[Task objective] Select all lines with the string "image" in them, and copy those lines.
__________
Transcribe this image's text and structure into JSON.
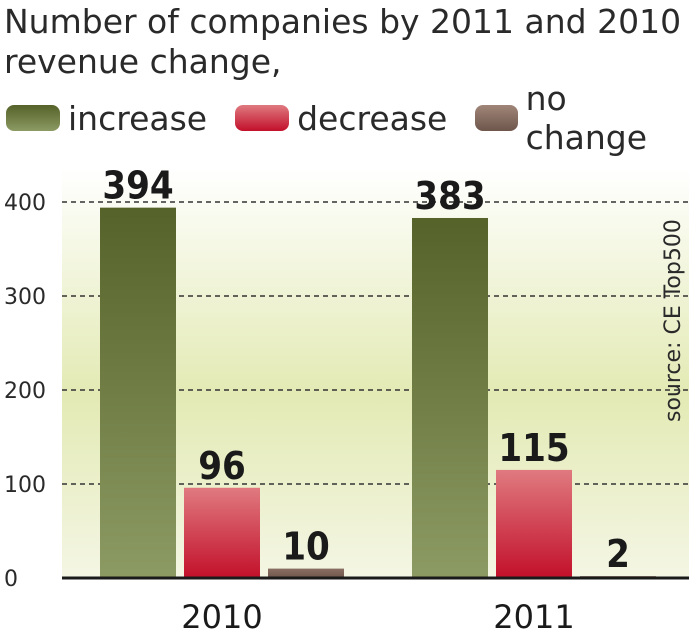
{
  "title_line1": "Number of companies by 2011 and 2010",
  "title_line2": "revenue change,",
  "source": "source: CE Top500",
  "colors": {
    "increase_top": "#55632a",
    "increase_bottom": "#8c9a63",
    "decrease_top": "#e07a80",
    "decrease_bottom": "#c2102a",
    "nochange": "#8a6e62",
    "background": "#e7edbd"
  },
  "chart_data": {
    "type": "bar",
    "title": "Number of companies by 2011 and 2010 revenue change,",
    "categories": [
      "2010",
      "2011"
    ],
    "series": [
      {
        "name": "increase",
        "values": [
          394,
          383
        ]
      },
      {
        "name": "decrease",
        "values": [
          96,
          115
        ]
      },
      {
        "name": "no change",
        "values": [
          10,
          2
        ]
      }
    ],
    "ylim": [
      0,
      400
    ],
    "yticks": [
      0,
      100,
      200,
      300,
      400
    ],
    "xlabel": "",
    "ylabel": "",
    "grid": true
  }
}
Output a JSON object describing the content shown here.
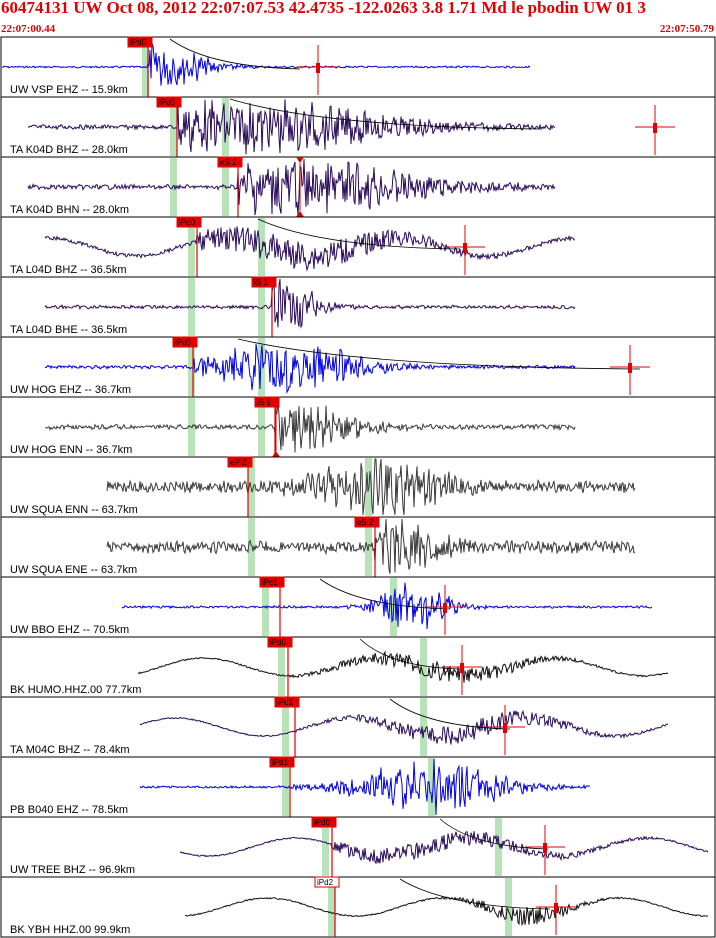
{
  "header": {
    "title": "60474131 UW Oct 08, 2012 22:07:07.53   42.4735 -122.0263  3.8 1.71 Md le pbodin UW 01    3",
    "start_time": "22:07:00.44",
    "end_time": "22:07:50.79"
  },
  "colors": {
    "header_text": "#e00000",
    "pick_box": "#e00000",
    "pick_line": "#e00000",
    "phase_band": "#b8e2b8",
    "trace_blue": "#0000e8",
    "trace_purple": "#2a0a5a",
    "trace_gray": "#3a3a3a",
    "trace_black": "#101010",
    "panel_border": "#000000",
    "coda_curve": "#000000"
  },
  "traces": [
    {
      "label": "UW VSP EHZ -- 15.9km",
      "color": "blue",
      "pick": "iPd0"
    },
    {
      "label": "TA K04D BHZ -- 28.0km",
      "color": "purple",
      "pick": "iPc0"
    },
    {
      "label": "TA K04D BHN -- 28.0km",
      "color": "purple",
      "pick": "eS 2"
    },
    {
      "label": "TA L04D BHZ -- 36.5km",
      "color": "purple",
      "pick": "iPd0"
    },
    {
      "label": "TA L04D BHE -- 36.5km",
      "color": "purple",
      "pick": "iS 1"
    },
    {
      "label": "UW HOG EHZ -- 36.7km",
      "color": "blue",
      "pick": "iPc0"
    },
    {
      "label": "UW HOG ENN -- 36.7km",
      "color": "gray",
      "pick": "iS 1"
    },
    {
      "label": "UW SQUA ENN -- 63.7km",
      "color": "gray",
      "pick": "eP 2"
    },
    {
      "label": "UW SQUA ENE -- 63.7km",
      "color": "gray",
      "pick": "eS 2"
    },
    {
      "label": "UW BBO EHZ -- 70.5km",
      "color": "blue",
      "pick": "iPc1"
    },
    {
      "label": "BK HUMO.HHZ.00 77.7km",
      "color": "black",
      "pick": "iPd0"
    },
    {
      "label": "TA M04C BHZ -- 78.4km",
      "color": "purple",
      "pick": "iPd1"
    },
    {
      "label": "PB B040 EHZ -- 78.5km",
      "color": "blue",
      "pick": "iPd1"
    },
    {
      "label": "UW TREE BHZ -- 96.9km",
      "color": "purple",
      "pick": "iPd0"
    },
    {
      "label": "BK YBH HHZ.00 99.9km",
      "color": "black",
      "pick": "iPd2"
    }
  ]
}
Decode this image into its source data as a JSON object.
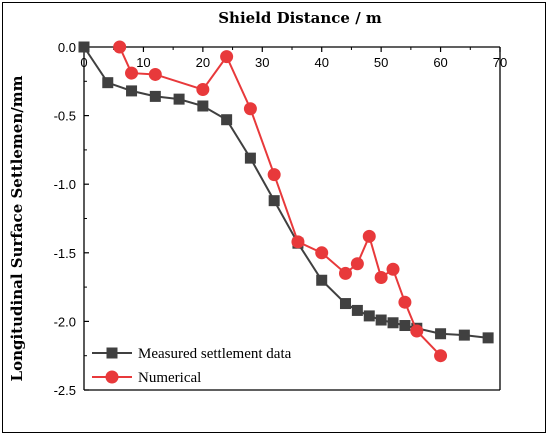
{
  "chart_data": {
    "type": "line",
    "xlabel": "Shield Distance / m",
    "ylabel": "Longitudinal Surface Settlemen/mm",
    "xlim": [
      0,
      70
    ],
    "ylim": [
      -2.5,
      0.0
    ],
    "x_ticks": [
      0,
      10,
      20,
      30,
      40,
      50,
      60,
      70
    ],
    "y_ticks": [
      0.0,
      -0.5,
      -1.0,
      -1.5,
      -2.0,
      -2.5
    ],
    "x_tick_labels": [
      "0",
      "10",
      "20",
      "30",
      "40",
      "50",
      "60",
      "70"
    ],
    "y_tick_labels": [
      "0.0",
      "-0.5",
      "-1.0",
      "-1.5",
      "-2.0",
      "-2.5"
    ],
    "x_axis_position": "top",
    "grid": false,
    "legend_position": "bottom-left",
    "series": [
      {
        "name": "Measured settlement data",
        "marker": "square",
        "color": "#404040",
        "x": [
          0,
          4,
          8,
          12,
          16,
          20,
          24,
          28,
          32,
          36,
          40,
          44,
          46,
          48,
          50,
          52,
          54,
          56,
          60,
          64,
          68
        ],
        "y": [
          0.0,
          -0.26,
          -0.32,
          -0.36,
          -0.38,
          -0.43,
          -0.53,
          -0.81,
          -1.12,
          -1.43,
          -1.7,
          -1.87,
          -1.92,
          -1.96,
          -1.99,
          -2.01,
          -2.03,
          -2.05,
          -2.09,
          -2.1,
          -2.12
        ]
      },
      {
        "name": "Numerical",
        "marker": "circle",
        "color": "#e8393b",
        "x": [
          6,
          8,
          12,
          20,
          24,
          28,
          32,
          36,
          40,
          44,
          46,
          48,
          50,
          52,
          54,
          56,
          60
        ],
        "y": [
          0.0,
          -0.19,
          -0.2,
          -0.31,
          -0.07,
          -0.45,
          -0.93,
          -1.42,
          -1.5,
          -1.65,
          -1.58,
          -1.38,
          -1.68,
          -1.62,
          -1.86,
          -2.07,
          -2.25
        ]
      }
    ]
  }
}
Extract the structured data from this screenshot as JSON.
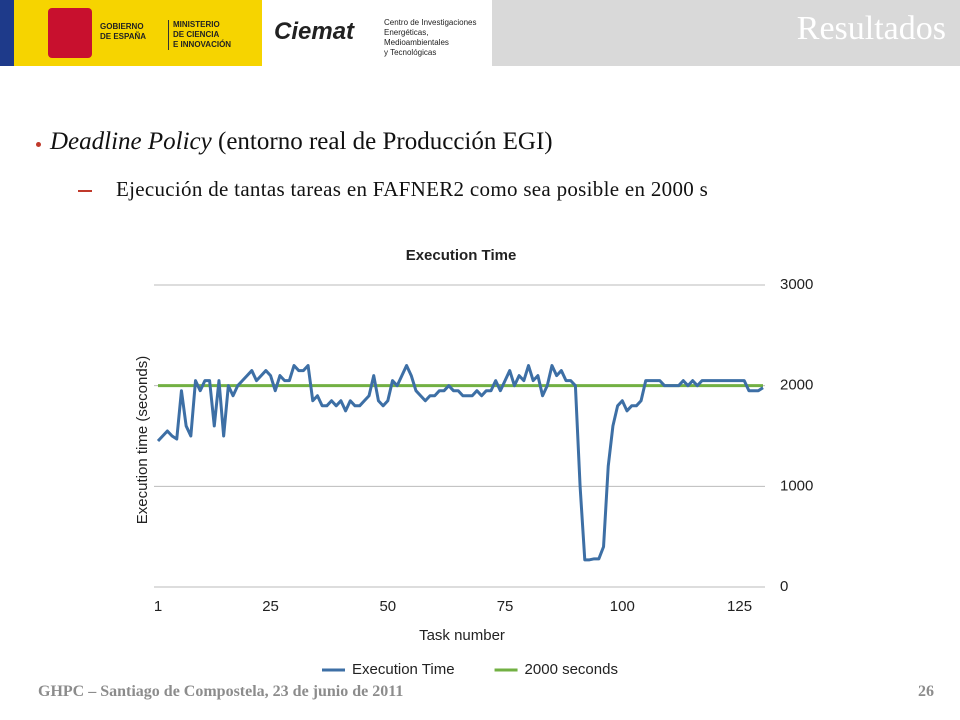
{
  "header": {
    "title": "Resultados",
    "gov_line1": "GOBIERNO",
    "gov_line2": "DE ESPAÑA",
    "min_line1": "MINISTERIO",
    "min_line2": "DE CIENCIA",
    "min_line3": "E INNOVACIÓN",
    "ciemat": "Ciemat",
    "ciemat_line1": "Centro de Investigaciones",
    "ciemat_line2": "Energéticas, Medioambientales",
    "ciemat_line3": "y Tecnológicas"
  },
  "bullet": {
    "italic": "Deadline Policy",
    "text": " (entorno real de Producción EGI)",
    "sub": "Ejecución de tantas tareas en FAFNER2 como sea posible en 2000 s"
  },
  "footer": {
    "left": "GHPC – Santiago de Compostela, 23 de junio de 2011",
    "page": "26"
  },
  "chart_data": {
    "type": "line",
    "title": "Execution Time",
    "xlabel": "Task number",
    "ylabel": "Execution time (seconds)",
    "xlim": [
      1,
      130
    ],
    "xticks": [
      1,
      25,
      50,
      75,
      100,
      125
    ],
    "ylim": [
      0,
      3000
    ],
    "yticks": [
      0,
      1000,
      2000,
      3000
    ],
    "grid": true,
    "legend": "bottom",
    "series": [
      {
        "name": "Execution Time",
        "color": "#3d6fa5",
        "x": [
          1,
          2,
          3,
          4,
          5,
          6,
          7,
          8,
          9,
          10,
          11,
          12,
          13,
          14,
          15,
          16,
          17,
          18,
          19,
          20,
          21,
          22,
          23,
          24,
          25,
          26,
          27,
          28,
          29,
          30,
          31,
          32,
          33,
          34,
          35,
          36,
          37,
          38,
          39,
          40,
          41,
          42,
          43,
          44,
          45,
          46,
          47,
          48,
          49,
          50,
          51,
          52,
          53,
          54,
          55,
          56,
          57,
          58,
          59,
          60,
          61,
          62,
          63,
          64,
          65,
          66,
          67,
          68,
          69,
          70,
          71,
          72,
          73,
          74,
          75,
          76,
          77,
          78,
          79,
          80,
          81,
          82,
          83,
          84,
          85,
          86,
          87,
          88,
          89,
          90,
          91,
          92,
          93,
          94,
          95,
          96,
          97,
          98,
          99,
          100,
          101,
          102,
          103,
          104,
          105,
          106,
          107,
          108,
          109,
          110,
          111,
          112,
          113,
          114,
          115,
          116,
          117,
          118,
          119,
          120,
          121,
          122,
          123,
          124,
          125,
          126,
          127,
          128,
          129,
          130
        ],
        "values": [
          1450,
          1500,
          1550,
          1500,
          1470,
          1950,
          1600,
          1500,
          2050,
          1950,
          2050,
          2050,
          1600,
          2050,
          1500,
          2000,
          1900,
          2000,
          2050,
          2100,
          2150,
          2050,
          2100,
          2150,
          2100,
          1950,
          2100,
          2050,
          2050,
          2200,
          2150,
          2150,
          2200,
          1850,
          1900,
          1800,
          1800,
          1850,
          1800,
          1850,
          1750,
          1850,
          1800,
          1800,
          1850,
          1900,
          2100,
          1850,
          1800,
          1850,
          2050,
          2000,
          2100,
          2200,
          2100,
          1950,
          1900,
          1850,
          1900,
          1900,
          1950,
          1950,
          2000,
          1950,
          1950,
          1900,
          1900,
          1900,
          1950,
          1900,
          1950,
          1950,
          2050,
          1950,
          2050,
          2150,
          2000,
          2100,
          2050,
          2200,
          2050,
          2100,
          1900,
          2000,
          2200,
          2100,
          2150,
          2050,
          2050,
          2000,
          1000,
          270,
          270,
          280,
          280,
          400,
          1200,
          1600,
          1800,
          1850,
          1750,
          1800,
          1800,
          1850,
          2050,
          2050,
          2050,
          2050,
          2000,
          2000,
          2000,
          2000,
          2050,
          2000,
          2050,
          2000,
          2050,
          2050,
          2050,
          2050,
          2050,
          2050,
          2050,
          2050,
          2050,
          2050,
          1950,
          1950,
          1950,
          1980
        ]
      },
      {
        "name": "2000 seconds",
        "color": "#72b043",
        "x": [
          1,
          130
        ],
        "values": [
          2000,
          2000
        ]
      }
    ]
  }
}
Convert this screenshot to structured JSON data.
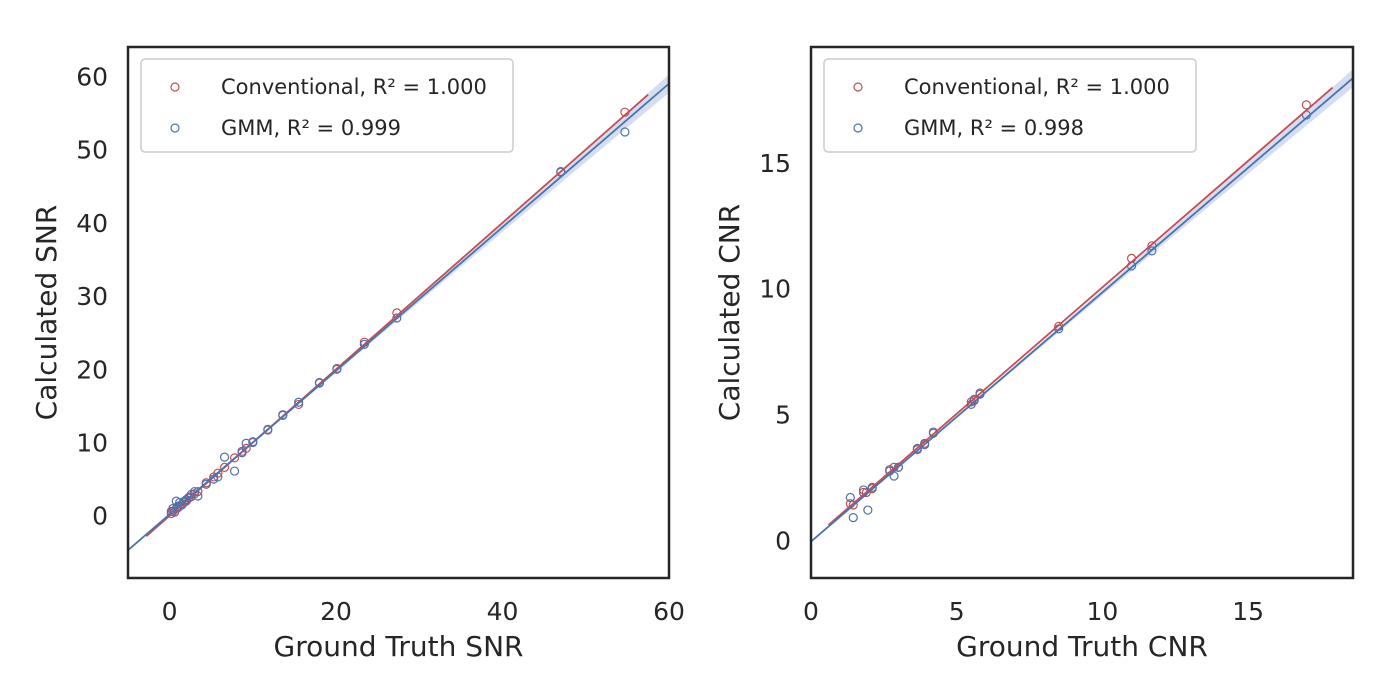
{
  "colors": {
    "conventional": "#c44e52",
    "gmm": "#4c72b0",
    "frame": "#262626",
    "ci_band": "#c9d6ec"
  },
  "chart_data": [
    {
      "type": "scatter",
      "xlabel": "Ground Truth SNR",
      "ylabel": "Calculated SNR",
      "xlim": [
        -5,
        60
      ],
      "ylim": [
        -8.5,
        64
      ],
      "xticks": [
        0,
        20,
        40,
        60
      ],
      "yticks": [
        0,
        10,
        20,
        30,
        40,
        50,
        60
      ],
      "grid": false,
      "legend_position": "upper-left",
      "series": [
        {
          "key": "conventional",
          "legend_prefix": "Conventional, ",
          "legend_r2": "R² = 1.000",
          "fit": {
            "x0": -2.8,
            "x1": 57.5,
            "slope": 1.0,
            "intercept": 0.0
          },
          "points": [
            [
              0.2,
              0.3
            ],
            [
              0.4,
              0.6
            ],
            [
              0.6,
              0.5
            ],
            [
              0.8,
              1.0
            ],
            [
              1.0,
              1.1
            ],
            [
              1.2,
              1.3
            ],
            [
              1.5,
              1.6
            ],
            [
              1.8,
              1.9
            ],
            [
              2.0,
              2.0
            ],
            [
              2.3,
              2.4
            ],
            [
              2.6,
              2.6
            ],
            [
              3.0,
              3.0
            ],
            [
              3.4,
              3.3
            ],
            [
              4.4,
              4.5
            ],
            [
              5.3,
              5.3
            ],
            [
              5.8,
              5.8
            ],
            [
              6.6,
              6.6
            ],
            [
              7.8,
              7.9
            ],
            [
              8.7,
              8.8
            ],
            [
              9.2,
              9.2
            ],
            [
              10.0,
              10.1
            ],
            [
              11.8,
              11.8
            ],
            [
              13.6,
              13.7
            ],
            [
              15.5,
              15.2
            ],
            [
              18.0,
              18.1
            ],
            [
              20.1,
              20.1
            ],
            [
              23.4,
              23.7
            ],
            [
              27.3,
              27.7
            ],
            [
              47.0,
              47.0
            ],
            [
              54.7,
              55.1
            ]
          ]
        },
        {
          "key": "gmm",
          "legend_prefix": "GMM, ",
          "legend_r2": "R² = 0.999",
          "fit": {
            "x0": -5,
            "x1": 60,
            "slope": 0.98,
            "intercept": 0.2
          },
          "points": [
            [
              0.2,
              0.6
            ],
            [
              0.4,
              1.0
            ],
            [
              0.6,
              0.5
            ],
            [
              0.8,
              2.0
            ],
            [
              1.0,
              1.3
            ],
            [
              1.2,
              1.8
            ],
            [
              1.5,
              1.5
            ],
            [
              1.8,
              2.0
            ],
            [
              2.0,
              2.2
            ],
            [
              2.3,
              2.5
            ],
            [
              2.6,
              2.9
            ],
            [
              3.0,
              3.3
            ],
            [
              3.4,
              2.7
            ],
            [
              4.4,
              4.3
            ],
            [
              5.3,
              5.0
            ],
            [
              5.8,
              5.3
            ],
            [
              6.6,
              8.0
            ],
            [
              7.8,
              6.1
            ],
            [
              8.7,
              8.6
            ],
            [
              9.2,
              9.9
            ],
            [
              10.0,
              10.0
            ],
            [
              11.8,
              11.7
            ],
            [
              13.6,
              13.8
            ],
            [
              15.5,
              15.5
            ],
            [
              18.0,
              18.2
            ],
            [
              20.1,
              20.0
            ],
            [
              23.4,
              23.4
            ],
            [
              27.3,
              27.0
            ],
            [
              47.0,
              46.9
            ],
            [
              54.7,
              52.4
            ]
          ]
        }
      ]
    },
    {
      "type": "scatter",
      "xlabel": "Ground Truth CNR",
      "ylabel": "Calculated CNR",
      "xlim": [
        0,
        18.6
      ],
      "ylim": [
        -1.5,
        19.6
      ],
      "xticks": [
        0,
        5,
        10,
        15
      ],
      "yticks": [
        0,
        5,
        10,
        15
      ],
      "grid": false,
      "legend_position": "upper-left",
      "series": [
        {
          "key": "conventional",
          "legend_prefix": "Conventional, ",
          "legend_r2": "R² = 1.000",
          "fit": {
            "x0": 0.6,
            "x1": 17.9,
            "slope": 1.005,
            "intercept": 0.0
          },
          "points": [
            [
              1.35,
              1.45
            ],
            [
              1.45,
              1.4
            ],
            [
              1.8,
              1.9
            ],
            [
              1.9,
              1.9
            ],
            [
              2.1,
              2.05
            ],
            [
              2.7,
              2.75
            ],
            [
              2.85,
              2.9
            ],
            [
              3.0,
              2.9
            ],
            [
              3.65,
              3.6
            ],
            [
              3.9,
              3.85
            ],
            [
              4.2,
              4.25
            ],
            [
              5.5,
              5.5
            ],
            [
              5.6,
              5.55
            ],
            [
              5.8,
              5.85
            ],
            [
              8.5,
              8.5
            ],
            [
              11.0,
              11.2
            ],
            [
              11.7,
              11.7
            ],
            [
              17.0,
              17.3
            ]
          ]
        },
        {
          "key": "gmm",
          "legend_prefix": "GMM, ",
          "legend_r2": "R² = 0.998",
          "fit": {
            "x0": 0,
            "x1": 18.6,
            "slope": 0.99,
            "intercept": -0.05
          },
          "points": [
            [
              1.35,
              1.7
            ],
            [
              1.45,
              0.9
            ],
            [
              1.8,
              2.0
            ],
            [
              1.95,
              1.2
            ],
            [
              2.1,
              2.1
            ],
            [
              2.7,
              2.8
            ],
            [
              2.85,
              2.55
            ],
            [
              3.0,
              2.9
            ],
            [
              3.65,
              3.65
            ],
            [
              3.9,
              3.8
            ],
            [
              4.2,
              4.3
            ],
            [
              5.5,
              5.4
            ],
            [
              5.6,
              5.6
            ],
            [
              5.8,
              5.8
            ],
            [
              8.5,
              8.4
            ],
            [
              11.0,
              10.9
            ],
            [
              11.7,
              11.5
            ],
            [
              17.0,
              16.9
            ]
          ]
        }
      ]
    }
  ]
}
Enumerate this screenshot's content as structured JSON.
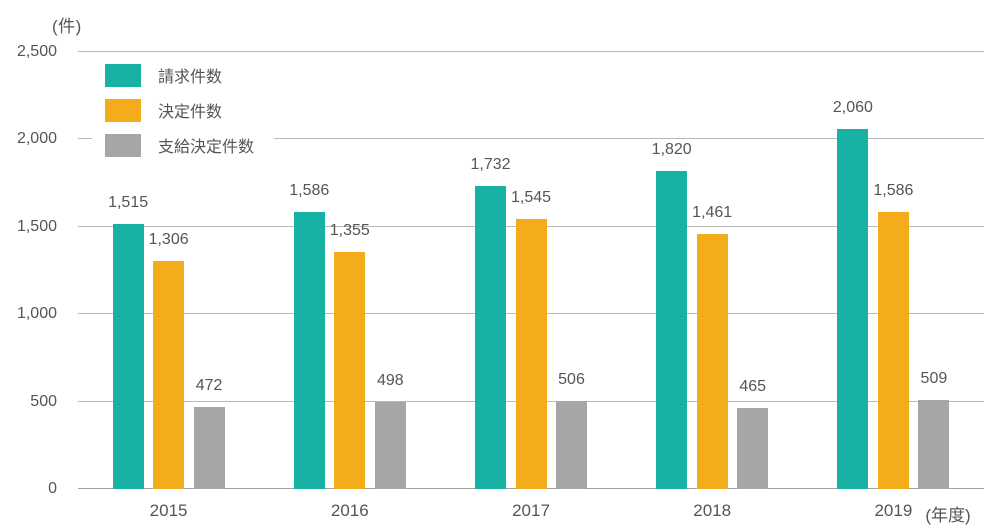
{
  "chart_data": {
    "type": "bar",
    "title": "",
    "unit_label": "(件)",
    "x_axis_suffix": "(年度)",
    "categories": [
      "2015",
      "2016",
      "2017",
      "2018",
      "2019"
    ],
    "series": [
      {
        "name": "請求件数",
        "color": "#17b2a4",
        "values": [
          1515,
          1586,
          1732,
          1820,
          2060
        ],
        "labels": [
          "1,515",
          "1,586",
          "1,732",
          "1,820",
          "2,060"
        ]
      },
      {
        "name": "決定件数",
        "color": "#f3ad1c",
        "values": [
          1306,
          1355,
          1545,
          1461,
          1586
        ],
        "labels": [
          "1,306",
          "1,355",
          "1,545",
          "1,461",
          "1,586"
        ]
      },
      {
        "name": "支給決定件数",
        "color": "#a6a6a6",
        "values": [
          472,
          498,
          506,
          465,
          509
        ],
        "labels": [
          "472",
          "498",
          "506",
          "465",
          "509"
        ]
      }
    ],
    "ylim": [
      0,
      2500
    ],
    "ytick_step": 500,
    "ytick_values": [
      0,
      500,
      1000,
      1500,
      2000,
      2500
    ],
    "ytick_labels": [
      "0",
      "500",
      "1,000",
      "1,500",
      "2,000",
      "2,500"
    ],
    "grid": true,
    "legend_position": "top-left-inside",
    "colors": {
      "gridline": "#b9b9b9",
      "baseline": "#a2a2a2",
      "text": "#555555",
      "background": "#ffffff"
    }
  }
}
__________
[The reply]
Transcribe this image's text and structure into JSON.
Decode this image into its source data as a JSON object.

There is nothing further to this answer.